*LISTED ENTRIES*.
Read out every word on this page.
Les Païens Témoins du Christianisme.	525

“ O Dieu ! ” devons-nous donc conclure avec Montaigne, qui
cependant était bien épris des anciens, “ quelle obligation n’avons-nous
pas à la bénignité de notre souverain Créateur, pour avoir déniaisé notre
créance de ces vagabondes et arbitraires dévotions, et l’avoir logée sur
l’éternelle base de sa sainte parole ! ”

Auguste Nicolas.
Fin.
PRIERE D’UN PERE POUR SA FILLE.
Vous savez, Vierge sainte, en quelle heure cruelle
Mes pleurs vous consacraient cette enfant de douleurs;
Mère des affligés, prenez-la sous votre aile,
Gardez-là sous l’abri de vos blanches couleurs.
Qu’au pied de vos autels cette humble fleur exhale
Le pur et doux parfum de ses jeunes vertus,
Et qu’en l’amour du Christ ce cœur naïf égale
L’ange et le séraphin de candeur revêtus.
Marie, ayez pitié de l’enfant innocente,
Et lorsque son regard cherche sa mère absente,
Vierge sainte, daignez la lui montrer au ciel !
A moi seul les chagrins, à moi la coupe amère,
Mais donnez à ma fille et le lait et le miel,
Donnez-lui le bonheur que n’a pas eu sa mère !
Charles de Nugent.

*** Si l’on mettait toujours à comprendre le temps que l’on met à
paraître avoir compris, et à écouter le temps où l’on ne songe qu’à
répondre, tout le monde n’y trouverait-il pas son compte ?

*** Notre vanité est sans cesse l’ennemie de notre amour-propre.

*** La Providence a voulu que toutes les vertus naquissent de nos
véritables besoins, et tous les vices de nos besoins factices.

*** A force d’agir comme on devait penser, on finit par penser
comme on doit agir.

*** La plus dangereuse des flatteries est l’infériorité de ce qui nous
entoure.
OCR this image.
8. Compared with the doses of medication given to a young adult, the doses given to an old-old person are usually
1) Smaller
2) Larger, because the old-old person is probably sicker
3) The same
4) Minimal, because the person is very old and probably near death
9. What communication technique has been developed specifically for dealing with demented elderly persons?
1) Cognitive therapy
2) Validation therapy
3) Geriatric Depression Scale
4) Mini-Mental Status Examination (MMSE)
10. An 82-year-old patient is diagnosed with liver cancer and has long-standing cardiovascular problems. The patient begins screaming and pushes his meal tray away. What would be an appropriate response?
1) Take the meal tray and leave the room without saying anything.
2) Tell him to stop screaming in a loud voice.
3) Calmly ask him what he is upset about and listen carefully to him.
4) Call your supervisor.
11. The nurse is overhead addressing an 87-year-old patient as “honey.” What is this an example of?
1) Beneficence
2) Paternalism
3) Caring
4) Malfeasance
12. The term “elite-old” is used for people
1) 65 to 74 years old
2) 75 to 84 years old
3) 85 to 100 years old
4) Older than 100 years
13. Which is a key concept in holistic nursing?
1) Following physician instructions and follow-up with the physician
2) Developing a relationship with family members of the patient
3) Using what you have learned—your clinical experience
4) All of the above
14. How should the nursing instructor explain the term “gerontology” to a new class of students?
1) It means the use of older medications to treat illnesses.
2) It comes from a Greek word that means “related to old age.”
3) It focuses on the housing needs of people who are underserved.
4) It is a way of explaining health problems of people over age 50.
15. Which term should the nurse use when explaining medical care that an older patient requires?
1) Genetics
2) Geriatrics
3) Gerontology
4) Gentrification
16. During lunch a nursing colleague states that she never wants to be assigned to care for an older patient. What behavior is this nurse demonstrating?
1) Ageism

*TO DO*. Copy every line of the listing that contains the word "means".

*WRITTEN RESPONSE*.
1) It means the use of older medications to treat illnesses.
2) It comes from a Greek word that means “related to old age.”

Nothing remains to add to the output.